### AIM
Will you give every entry again exactly as it stands?

-- Start of MATERIAL PROVIDED --

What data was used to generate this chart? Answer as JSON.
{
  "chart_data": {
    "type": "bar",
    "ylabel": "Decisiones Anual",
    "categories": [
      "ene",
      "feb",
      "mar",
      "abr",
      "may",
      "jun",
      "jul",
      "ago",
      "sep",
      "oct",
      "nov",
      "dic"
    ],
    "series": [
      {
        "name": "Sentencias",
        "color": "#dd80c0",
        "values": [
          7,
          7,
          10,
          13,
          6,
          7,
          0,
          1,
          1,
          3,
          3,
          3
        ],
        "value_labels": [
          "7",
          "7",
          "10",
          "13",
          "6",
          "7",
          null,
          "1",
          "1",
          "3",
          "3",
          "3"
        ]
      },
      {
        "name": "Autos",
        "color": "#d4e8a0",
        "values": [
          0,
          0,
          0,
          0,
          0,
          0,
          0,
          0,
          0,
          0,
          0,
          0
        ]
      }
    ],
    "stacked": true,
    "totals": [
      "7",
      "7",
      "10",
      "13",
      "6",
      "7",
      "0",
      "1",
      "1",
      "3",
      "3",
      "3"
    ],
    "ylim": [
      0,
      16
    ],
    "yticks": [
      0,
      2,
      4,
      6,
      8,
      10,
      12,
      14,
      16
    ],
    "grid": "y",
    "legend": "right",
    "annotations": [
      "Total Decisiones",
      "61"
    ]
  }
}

-- End of MATERIAL PROVIDED --

### RESULT OF THIS TASK
What data was used to generate this chart? Answer as JSON.
{
  "chart_data": {
    "type": "bar",
    "ylabel": "Decisiones Anual",
    "categories": [
      "ene",
      "feb",
      "mar",
      "abr",
      "may",
      "jun",
      "jul",
      "ago",
      "sep",
      "oct",
      "nov",
      "dic"
    ],
    "series": [
      {
        "name": "Sentencias",
        "color": "#dd80c0",
        "values": [
          7,
          7,
          10,
          13,
          6,
          7,
          0,
          1,
          1,
          3,
          3,
          3
        ],
        "value_labels": [
          "7",
          "7",
          "10",
          "13",
          "6",
          "7",
          null,
          "1",
          "1",
          "3",
          "3",
          "3"
        ]
      },
      {
        "name": "Autos",
        "color": "#d4e8a0",
        "values": [
          0,
          0,
          0,
          0,
          0,
          0,
          0,
          0,
          0,
          0,
          0,
          0
        ]
      }
    ],
    "stacked": true,
    "totals": [
      "7",
      "7",
      "10",
      "13",
      "6",
      "7",
      "0",
      "1",
      "1",
      "3",
      "3",
      "3"
    ],
    "ylim": [
      0,
      16
    ],
    "yticks": [
      0,
      2,
      4,
      6,
      8,
      10,
      12,
      14,
      16
    ],
    "grid": "y",
    "legend": "right",
    "annotations": [
      "Total Decisiones",
      "61"
    ]
  }
}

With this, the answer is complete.